### Problem description:
Give the number of lines that include the string "JSON", nothing more.
(begin)
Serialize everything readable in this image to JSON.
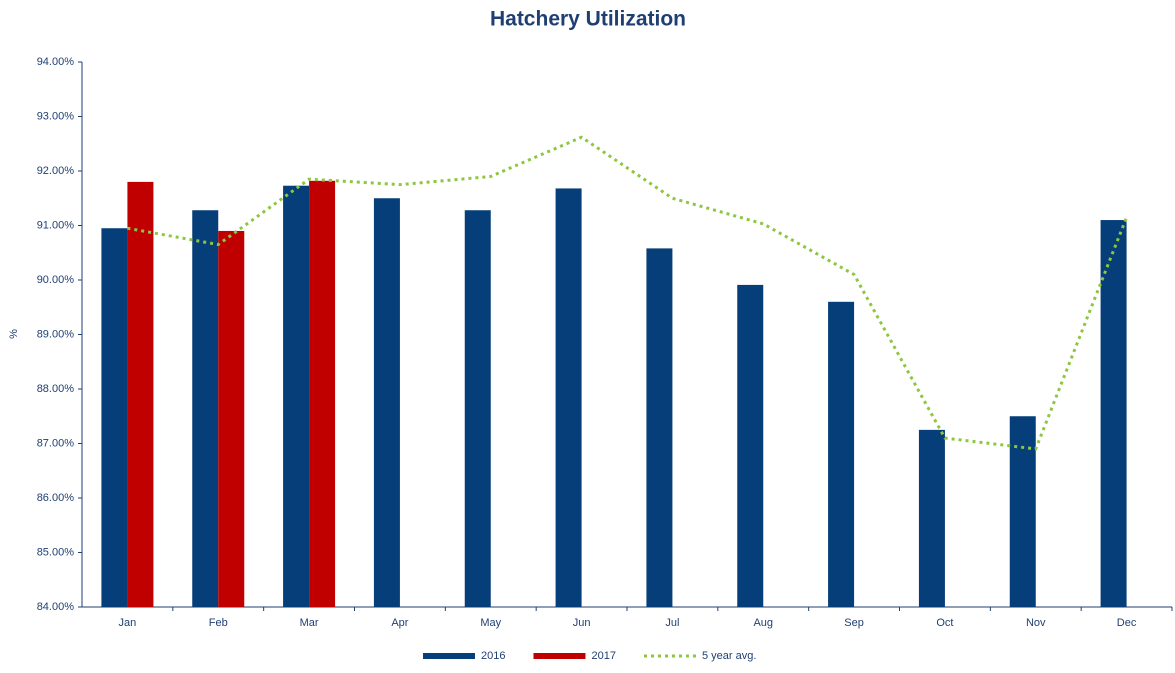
{
  "chart_data": {
    "type": "bar",
    "title": "Hatchery Utilization",
    "y_label": "%",
    "categories": [
      "Jan",
      "Feb",
      "Mar",
      "Apr",
      "May",
      "Jun",
      "Jul",
      "Aug",
      "Sep",
      "Oct",
      "Nov",
      "Dec"
    ],
    "series": [
      {
        "name": "2016",
        "type": "bar",
        "color": "#053e78",
        "values": [
          90.95,
          91.28,
          91.73,
          91.5,
          91.28,
          91.68,
          90.58,
          89.91,
          89.6,
          87.25,
          87.5,
          91.1
        ]
      },
      {
        "name": "2017",
        "type": "bar",
        "color": "#c00000",
        "values": [
          91.8,
          90.9,
          91.82,
          null,
          null,
          null,
          null,
          null,
          null,
          null,
          null,
          null
        ]
      },
      {
        "name": "5 year avg.",
        "type": "line",
        "style": "dotted",
        "color": "#8dc63f",
        "values": [
          90.95,
          90.65,
          91.85,
          91.75,
          91.9,
          92.62,
          91.5,
          91.03,
          90.1,
          87.1,
          86.9,
          91.15
        ]
      }
    ],
    "ylim": [
      84,
      94
    ],
    "yticks": [
      {
        "value": 84,
        "label": "84.00%"
      },
      {
        "value": 85,
        "label": "85.00%"
      },
      {
        "value": 86,
        "label": "86.00%"
      },
      {
        "value": 87,
        "label": "87.00%"
      },
      {
        "value": 88,
        "label": "88.00%"
      },
      {
        "value": 89,
        "label": "89.00%"
      },
      {
        "value": 90,
        "label": "90.00%"
      },
      {
        "value": 91,
        "label": "91.00%"
      },
      {
        "value": 92,
        "label": "92.00%"
      },
      {
        "value": 93,
        "label": "93.00%"
      },
      {
        "value": 94,
        "label": "94.00%"
      }
    ],
    "grid": false,
    "legend": "bottom"
  }
}
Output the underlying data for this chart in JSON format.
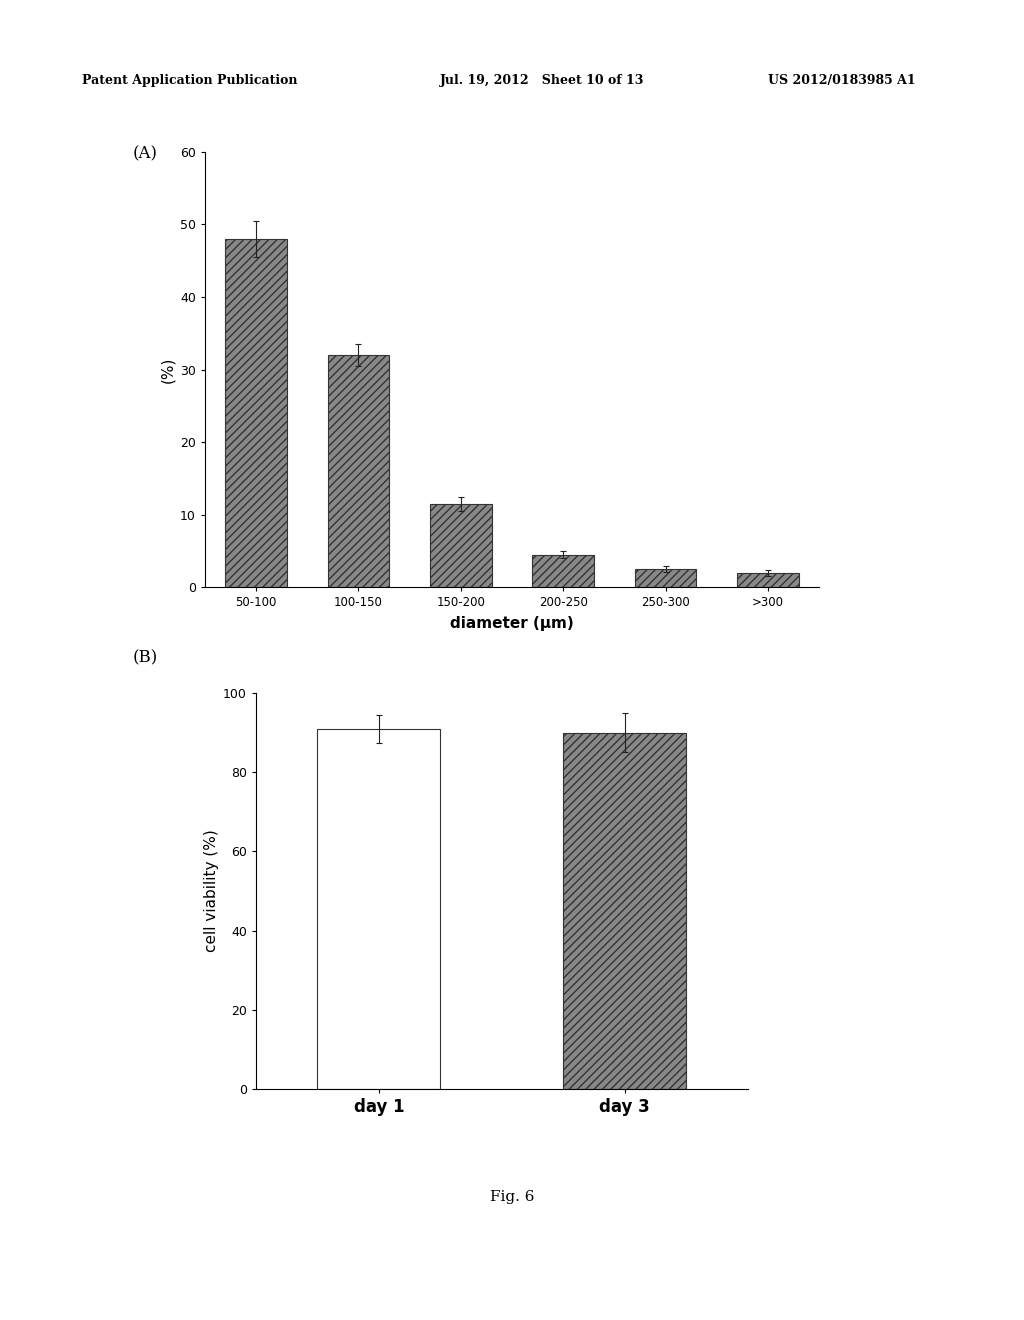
{
  "panel_A": {
    "categories": [
      "50-100",
      "100-150",
      "150-200",
      "200-250",
      "250-300",
      ">300"
    ],
    "values": [
      48,
      32,
      11.5,
      4.5,
      2.5,
      2.0
    ],
    "errors": [
      2.5,
      1.5,
      1.0,
      0.5,
      0.4,
      0.4
    ],
    "ylabel": "(%)",
    "xlabel": "diameter (μm)",
    "ylim": [
      0,
      60
    ],
    "yticks": [
      0,
      10,
      20,
      30,
      40,
      50,
      60
    ],
    "hatch": "////",
    "bar_color": "#888888",
    "bar_edge_color": "#333333",
    "label": "(A)"
  },
  "panel_B": {
    "categories": [
      "day 1",
      "day 3"
    ],
    "values": [
      91,
      90
    ],
    "errors": [
      3.5,
      5.0
    ],
    "ylabel": "cell viability (%)",
    "ylim": [
      0,
      100
    ],
    "yticks": [
      0,
      20,
      40,
      60,
      80,
      100
    ],
    "hatches": [
      "",
      "////"
    ],
    "bar_colors": [
      "#ffffff",
      "#888888"
    ],
    "bar_edge_color": "#333333",
    "label": "(B)"
  },
  "fig_label": "Fig. 6",
  "header_left": "Patent Application Publication",
  "header_mid": "Jul. 19, 2012   Sheet 10 of 13",
  "header_right": "US 2012/0183985 A1",
  "background_color": "#ffffff",
  "text_color": "#000000"
}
(end)
### Finished answer:
2